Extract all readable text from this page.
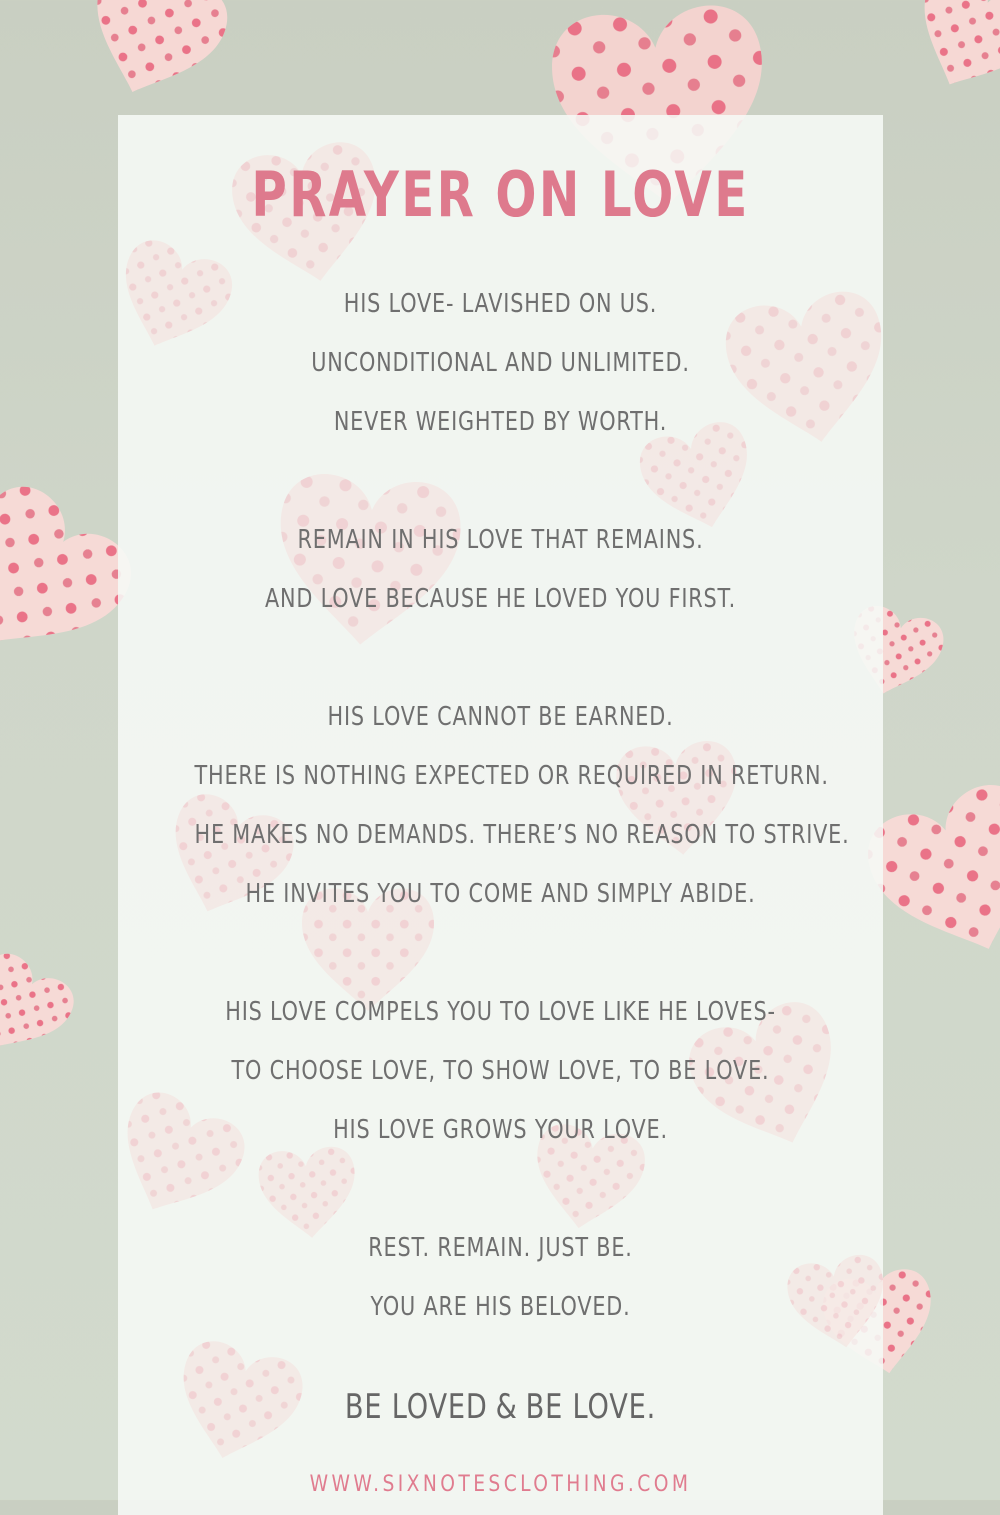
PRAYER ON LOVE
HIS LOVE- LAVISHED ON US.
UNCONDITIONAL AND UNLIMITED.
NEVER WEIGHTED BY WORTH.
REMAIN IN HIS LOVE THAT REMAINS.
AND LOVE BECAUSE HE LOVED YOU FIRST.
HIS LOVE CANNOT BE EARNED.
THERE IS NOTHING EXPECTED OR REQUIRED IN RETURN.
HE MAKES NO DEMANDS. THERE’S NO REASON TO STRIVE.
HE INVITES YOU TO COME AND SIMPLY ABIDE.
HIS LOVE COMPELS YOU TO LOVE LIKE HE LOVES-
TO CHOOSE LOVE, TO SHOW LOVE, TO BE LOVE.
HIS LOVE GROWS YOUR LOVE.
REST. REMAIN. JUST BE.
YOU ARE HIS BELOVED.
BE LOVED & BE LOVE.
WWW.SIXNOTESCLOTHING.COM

***

EXERCISE GOAL
Copy out each line exactly, without the pictures.

THE SOLUTION
Extract all readable text from this page.
PRAYER ON LOVE
HIS LOVE- LAVISHED ON US.
UNCONDITIONAL AND UNLIMITED.
NEVER WEIGHTED BY WORTH.
REMAIN IN HIS LOVE THAT REMAINS.
AND LOVE BECAUSE HE LOVED YOU FIRST.
HIS LOVE CANNOT BE EARNED.
THERE IS NOTHING EXPECTED OR REQUIRED IN RETURN.
HE MAKES NO DEMANDS. THERE’S NO REASON TO STRIVE.
HE INVITES YOU TO COME AND SIMPLY ABIDE.
HIS LOVE COMPELS YOU TO LOVE LIKE HE LOVES-
TO CHOOSE LOVE, TO SHOW LOVE, TO BE LOVE.
HIS LOVE GROWS YOUR LOVE.
REST. REMAIN. JUST BE.
YOU ARE HIS BELOVED.
BE LOVED & BE LOVE.
WWW.SIXNOTESCLOTHING.COM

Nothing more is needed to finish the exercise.